# Aim of the task
Make an exact copy of the records, dropping all pictures.
>> begin
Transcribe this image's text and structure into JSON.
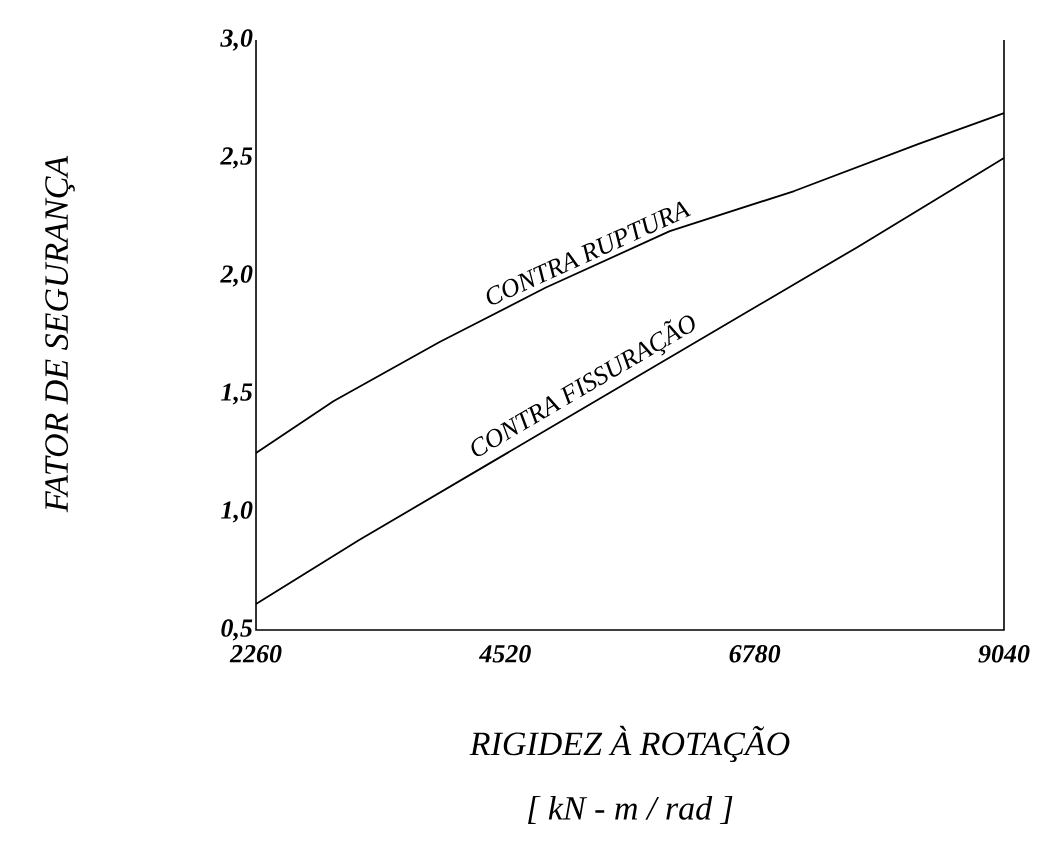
{
  "chart_data": {
    "type": "line",
    "xlabel": "RIGIDEZ À ROTAÇÃO",
    "ylabel": "FATOR DE SEGURANÇA",
    "annotations": [
      "[ kN - m / rad ]"
    ],
    "series": [
      {
        "name": "CONTRA RUPTURA",
        "color": "#000000",
        "x": [
          2260,
          2965,
          3924,
          4883,
          6011,
          7139,
          8267,
          9040
        ],
        "values": [
          1.25,
          1.47,
          1.72,
          1.95,
          2.19,
          2.36,
          2.56,
          2.69
        ]
      },
      {
        "name": "CONTRA FISSURAÇÃO",
        "color": "#000000",
        "x": [
          2260,
          3191,
          4319,
          5447,
          6575,
          7703,
          8549,
          9040
        ],
        "values": [
          0.61,
          0.88,
          1.19,
          1.5,
          1.81,
          2.12,
          2.36,
          2.5
        ]
      }
    ],
    "xlim": [
      2260,
      9040
    ],
    "ylim": [
      0.5,
      3.0
    ],
    "xticks": [
      2260,
      4520,
      6780,
      9040
    ],
    "yticks": [
      {
        "value": 0.5,
        "label": "0,5"
      },
      {
        "value": 1.0,
        "label": "1,0"
      },
      {
        "value": 1.5,
        "label": "1,5"
      },
      {
        "value": 2.0,
        "label": "2,0"
      },
      {
        "value": 2.5,
        "label": "2,5"
      },
      {
        "value": 3.0,
        "label": "3,0"
      }
    ],
    "legend": false,
    "grid": false,
    "marker": "none",
    "line_style": "solid"
  }
}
>> end
# Final result
Transcribe this image's text and structure into JSON.
{
  "chart_data": {
    "type": "line",
    "xlabel": "RIGIDEZ À ROTAÇÃO",
    "ylabel": "FATOR DE SEGURANÇA",
    "annotations": [
      "[ kN - m / rad ]"
    ],
    "series": [
      {
        "name": "CONTRA RUPTURA",
        "color": "#000000",
        "x": [
          2260,
          2965,
          3924,
          4883,
          6011,
          7139,
          8267,
          9040
        ],
        "values": [
          1.25,
          1.47,
          1.72,
          1.95,
          2.19,
          2.36,
          2.56,
          2.69
        ]
      },
      {
        "name": "CONTRA FISSURAÇÃO",
        "color": "#000000",
        "x": [
          2260,
          3191,
          4319,
          5447,
          6575,
          7703,
          8549,
          9040
        ],
        "values": [
          0.61,
          0.88,
          1.19,
          1.5,
          1.81,
          2.12,
          2.36,
          2.5
        ]
      }
    ],
    "xlim": [
      2260,
      9040
    ],
    "ylim": [
      0.5,
      3.0
    ],
    "xticks": [
      2260,
      4520,
      6780,
      9040
    ],
    "yticks": [
      {
        "value": 0.5,
        "label": "0,5"
      },
      {
        "value": 1.0,
        "label": "1,0"
      },
      {
        "value": 1.5,
        "label": "1,5"
      },
      {
        "value": 2.0,
        "label": "2,0"
      },
      {
        "value": 2.5,
        "label": "2,5"
      },
      {
        "value": 3.0,
        "label": "3,0"
      }
    ],
    "legend": false,
    "grid": false,
    "marker": "none",
    "line_style": "solid"
  }
}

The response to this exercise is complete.